■ Stored data ■
%%

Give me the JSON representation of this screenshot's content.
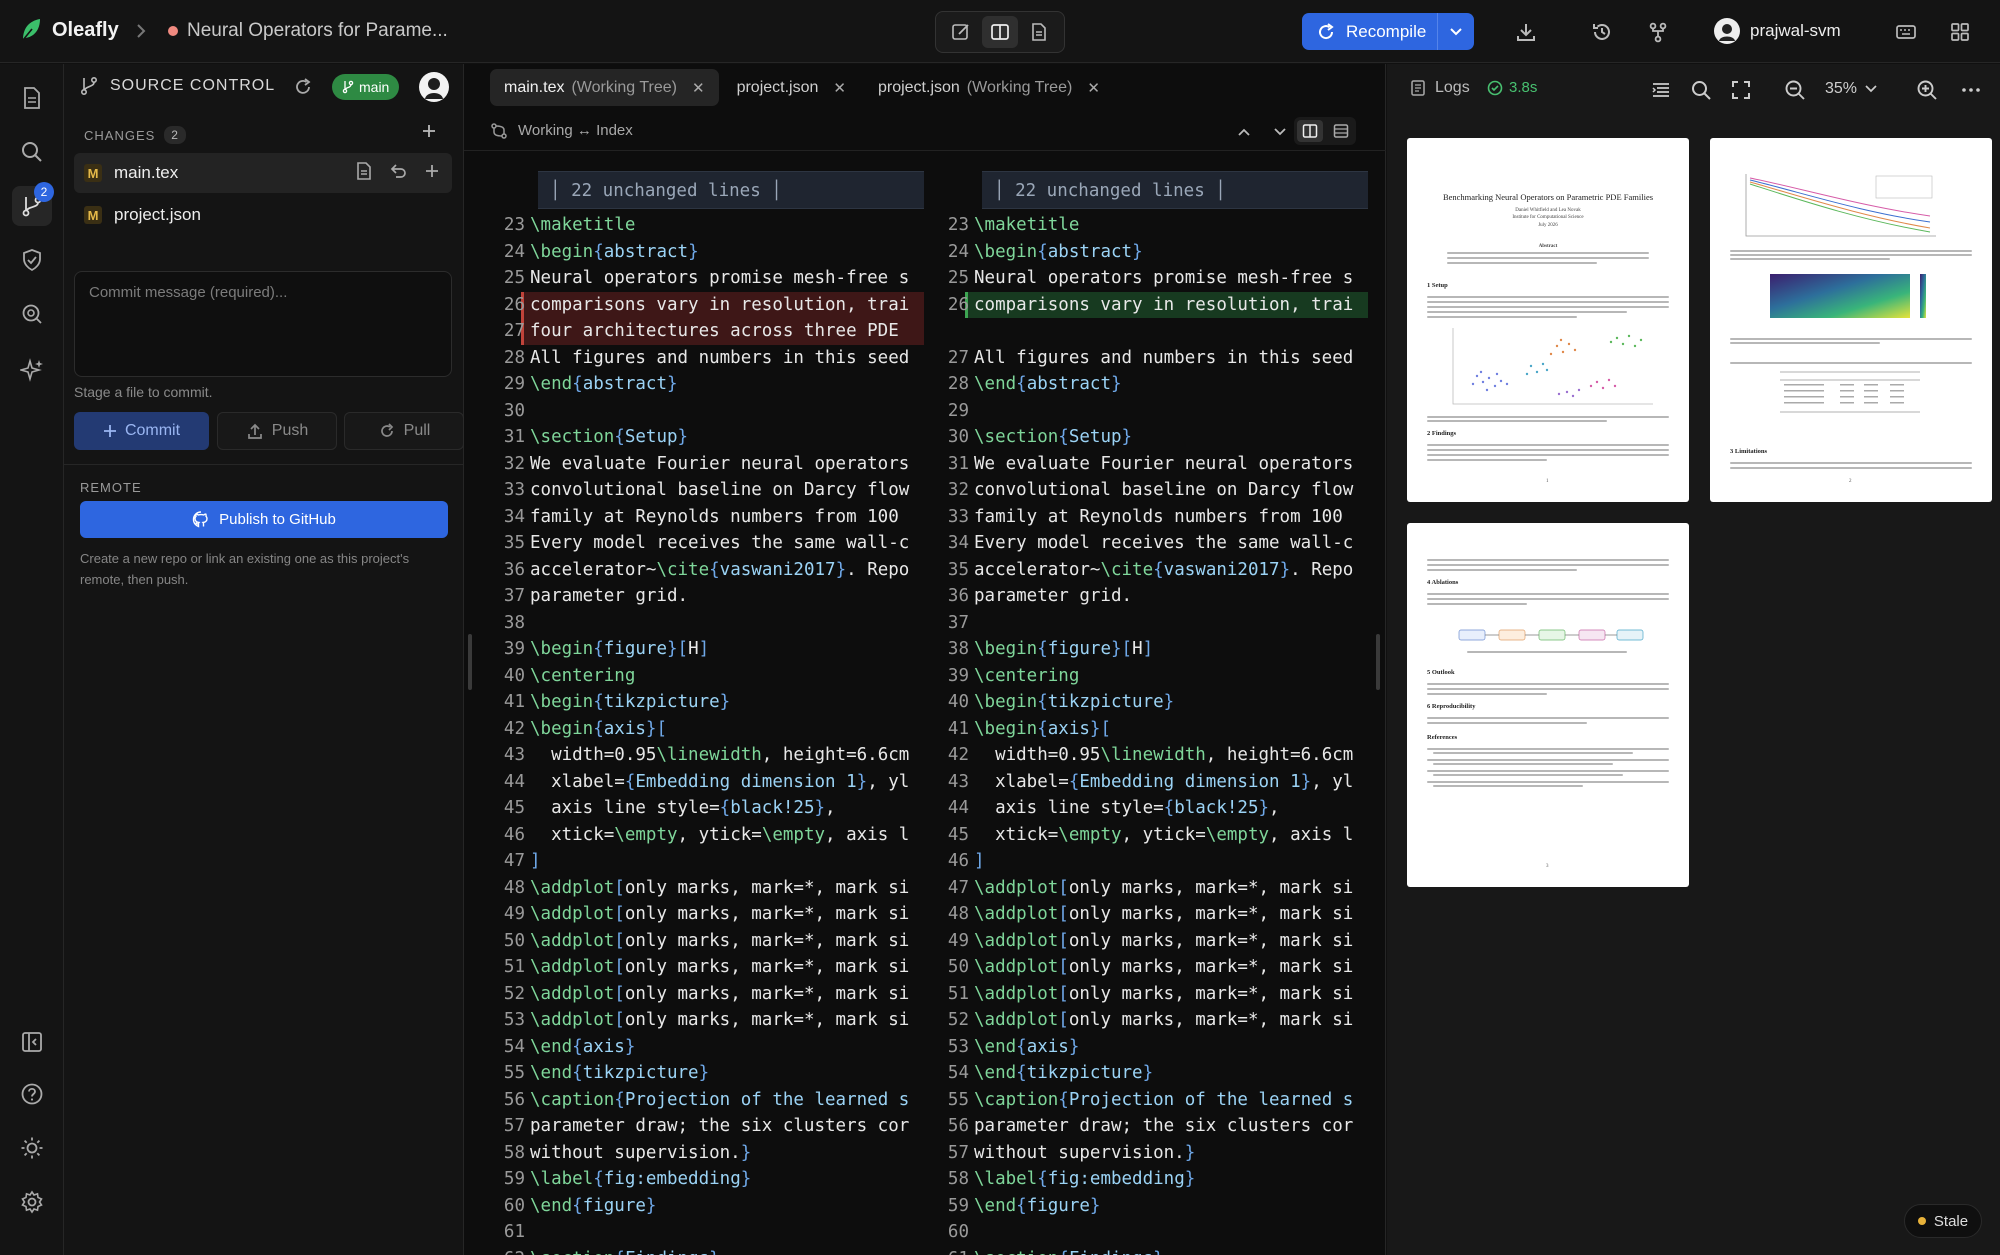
{
  "app": {
    "name": "Oleafly",
    "doc_title": "Neural Operators for Parame..."
  },
  "toolbar": {
    "recompile_label": "Recompile",
    "user_name": "prajwal-svm"
  },
  "rail": {
    "source_control_badge": "2"
  },
  "source_control": {
    "title": "SOURCE CONTROL",
    "branch": "main",
    "changes_label": "CHANGES",
    "changes_count": "2",
    "files": [
      {
        "status": "M",
        "name": "main.tex"
      },
      {
        "status": "M",
        "name": "project.json"
      }
    ],
    "commit_placeholder": "Commit message (required)...",
    "stage_hint": "Stage a file to commit.",
    "commit_label": "Commit",
    "push_label": "Push",
    "pull_label": "Pull",
    "remote_label": "REMOTE",
    "publish_label": "Publish to GitHub",
    "remote_hint": "Create a new repo or link an existing one as this project's remote, then push."
  },
  "editor": {
    "tabs": [
      {
        "name": "main.tex",
        "suffix": "(Working Tree)"
      },
      {
        "name": "project.json",
        "suffix": ""
      },
      {
        "name": "project.json",
        "suffix": "(Working Tree)"
      }
    ],
    "diff_label": "Working ↔ Index",
    "fold_label": "22 unchanged lines",
    "left_lines": [
      {
        "n": "23",
        "t": "\\maketitle",
        "cls": ""
      },
      {
        "n": "24",
        "t": "\\begin{abstract}",
        "cls": ""
      },
      {
        "n": "25",
        "t": "Neural operators promise mesh-free s",
        "cls": ""
      },
      {
        "n": "26",
        "t": "comparisons vary in resolution, trai",
        "cls": "del"
      },
      {
        "n": "27",
        "t": "four architectures across three PDE ",
        "cls": "del"
      },
      {
        "n": "28",
        "t": "All figures and numbers in this seed",
        "cls": ""
      },
      {
        "n": "29",
        "t": "\\end{abstract}",
        "cls": ""
      },
      {
        "n": "30",
        "t": "",
        "cls": ""
      },
      {
        "n": "31",
        "t": "\\section{Setup}",
        "cls": ""
      },
      {
        "n": "32",
        "t": "We evaluate Fourier neural operators",
        "cls": ""
      },
      {
        "n": "33",
        "t": "convolutional baseline on Darcy flow",
        "cls": ""
      },
      {
        "n": "34",
        "t": "family at Reynolds numbers from 100 ",
        "cls": ""
      },
      {
        "n": "35",
        "t": "Every model receives the same wall-c",
        "cls": ""
      },
      {
        "n": "36",
        "t": "accelerator~\\cite{vaswani2017}. Repo",
        "cls": ""
      },
      {
        "n": "37",
        "t": "parameter grid.",
        "cls": ""
      },
      {
        "n": "38",
        "t": "",
        "cls": ""
      },
      {
        "n": "39",
        "t": "\\begin{figure}[H]",
        "cls": ""
      },
      {
        "n": "40",
        "t": "\\centering",
        "cls": ""
      },
      {
        "n": "41",
        "t": "\\begin{tikzpicture}",
        "cls": ""
      },
      {
        "n": "42",
        "t": "\\begin{axis}[",
        "cls": ""
      },
      {
        "n": "43",
        "t": "  width=0.95\\linewidth, height=6.6cm",
        "cls": ""
      },
      {
        "n": "44",
        "t": "  xlabel={Embedding dimension 1}, yl",
        "cls": ""
      },
      {
        "n": "45",
        "t": "  axis line style={black!25},",
        "cls": ""
      },
      {
        "n": "46",
        "t": "  xtick=\\empty, ytick=\\empty, axis l",
        "cls": ""
      },
      {
        "n": "47",
        "t": "]",
        "cls": ""
      },
      {
        "n": "48",
        "t": "\\addplot[only marks, mark=*, mark si",
        "cls": ""
      },
      {
        "n": "49",
        "t": "\\addplot[only marks, mark=*, mark si",
        "cls": ""
      },
      {
        "n": "50",
        "t": "\\addplot[only marks, mark=*, mark si",
        "cls": ""
      },
      {
        "n": "51",
        "t": "\\addplot[only marks, mark=*, mark si",
        "cls": ""
      },
      {
        "n": "52",
        "t": "\\addplot[only marks, mark=*, mark si",
        "cls": ""
      },
      {
        "n": "53",
        "t": "\\addplot[only marks, mark=*, mark si",
        "cls": ""
      },
      {
        "n": "54",
        "t": "\\end{axis}",
        "cls": ""
      },
      {
        "n": "55",
        "t": "\\end{tikzpicture}",
        "cls": ""
      },
      {
        "n": "56",
        "t": "\\caption{Projection of the learned s",
        "cls": ""
      },
      {
        "n": "57",
        "t": "parameter draw; the six clusters cor",
        "cls": ""
      },
      {
        "n": "58",
        "t": "without supervision.}",
        "cls": ""
      },
      {
        "n": "59",
        "t": "\\label{fig:embedding}",
        "cls": ""
      },
      {
        "n": "60",
        "t": "\\end{figure}",
        "cls": ""
      },
      {
        "n": "61",
        "t": "",
        "cls": ""
      },
      {
        "n": "62",
        "t": "\\section{Findings}",
        "cls": ""
      }
    ],
    "right_lines": [
      {
        "n": "23",
        "t": "\\maketitle",
        "cls": ""
      },
      {
        "n": "24",
        "t": "\\begin{abstract}",
        "cls": ""
      },
      {
        "n": "25",
        "t": "Neural operators promise mesh-free s",
        "cls": ""
      },
      {
        "n": "26",
        "t": "comparisons vary in resolution, trai",
        "cls": "add"
      },
      {
        "n": "",
        "t": "",
        "cls": "gap"
      },
      {
        "n": "27",
        "t": "All figures and numbers in this seed",
        "cls": ""
      },
      {
        "n": "28",
        "t": "\\end{abstract}",
        "cls": ""
      },
      {
        "n": "29",
        "t": "",
        "cls": ""
      },
      {
        "n": "30",
        "t": "\\section{Setup}",
        "cls": ""
      },
      {
        "n": "31",
        "t": "We evaluate Fourier neural operators",
        "cls": ""
      },
      {
        "n": "32",
        "t": "convolutional baseline on Darcy flow",
        "cls": ""
      },
      {
        "n": "33",
        "t": "family at Reynolds numbers from 100 ",
        "cls": ""
      },
      {
        "n": "34",
        "t": "Every model receives the same wall-c",
        "cls": ""
      },
      {
        "n": "35",
        "t": "accelerator~\\cite{vaswani2017}. Repo",
        "cls": ""
      },
      {
        "n": "36",
        "t": "parameter grid.",
        "cls": ""
      },
      {
        "n": "37",
        "t": "",
        "cls": ""
      },
      {
        "n": "38",
        "t": "\\begin{figure}[H]",
        "cls": ""
      },
      {
        "n": "39",
        "t": "\\centering",
        "cls": ""
      },
      {
        "n": "40",
        "t": "\\begin{tikzpicture}",
        "cls": ""
      },
      {
        "n": "41",
        "t": "\\begin{axis}[",
        "cls": ""
      },
      {
        "n": "42",
        "t": "  width=0.95\\linewidth, height=6.6cm",
        "cls": ""
      },
      {
        "n": "43",
        "t": "  xlabel={Embedding dimension 1}, yl",
        "cls": ""
      },
      {
        "n": "44",
        "t": "  axis line style={black!25},",
        "cls": ""
      },
      {
        "n": "45",
        "t": "  xtick=\\empty, ytick=\\empty, axis l",
        "cls": ""
      },
      {
        "n": "46",
        "t": "]",
        "cls": ""
      },
      {
        "n": "47",
        "t": "\\addplot[only marks, mark=*, mark si",
        "cls": ""
      },
      {
        "n": "48",
        "t": "\\addplot[only marks, mark=*, mark si",
        "cls": ""
      },
      {
        "n": "49",
        "t": "\\addplot[only marks, mark=*, mark si",
        "cls": ""
      },
      {
        "n": "50",
        "t": "\\addplot[only marks, mark=*, mark si",
        "cls": ""
      },
      {
        "n": "51",
        "t": "\\addplot[only marks, mark=*, mark si",
        "cls": ""
      },
      {
        "n": "52",
        "t": "\\addplot[only marks, mark=*, mark si",
        "cls": ""
      },
      {
        "n": "53",
        "t": "\\end{axis}",
        "cls": ""
      },
      {
        "n": "54",
        "t": "\\end{tikzpicture}",
        "cls": ""
      },
      {
        "n": "55",
        "t": "\\caption{Projection of the learned s",
        "cls": ""
      },
      {
        "n": "56",
        "t": "parameter draw; the six clusters cor",
        "cls": ""
      },
      {
        "n": "57",
        "t": "without supervision.}",
        "cls": ""
      },
      {
        "n": "58",
        "t": "\\label{fig:embedding}",
        "cls": ""
      },
      {
        "n": "59",
        "t": "\\end{figure}",
        "cls": ""
      },
      {
        "n": "60",
        "t": "",
        "cls": ""
      },
      {
        "n": "61",
        "t": "\\section{Findings}",
        "cls": ""
      }
    ]
  },
  "preview": {
    "logs_label": "Logs",
    "compile_time": "3.8s",
    "zoom": "35%",
    "status": "Stale",
    "page1": {
      "title": "Benchmarking Neural Operators on Parametric PDE Families",
      "authors": "Daniel Whitfield and Lea Novak",
      "affil": "Institute for Computational Science",
      "date": "July 2026",
      "abstract": "Abstract",
      "s1": "1   Setup",
      "s2": "2   Findings",
      "num": "1"
    },
    "page2": {
      "s3": "3   Limitations",
      "num": "2"
    },
    "page3": {
      "s4": "4   Ablations",
      "s5": "5   Outlook",
      "s6": "6   Reproducibility",
      "refs": "References",
      "num": "3"
    }
  }
}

%%

■ Task prompt ■
Using the records above, list each line that includes "this".

■ Correct output ■
Give me the JSON representation of this screenshot's content.
    "remote_hint": "Create a new repo or link an existing one as this project's remote, then push."
        "t": "All figures and numbers in this seed",
        "t": "All figures and numbers in this seed",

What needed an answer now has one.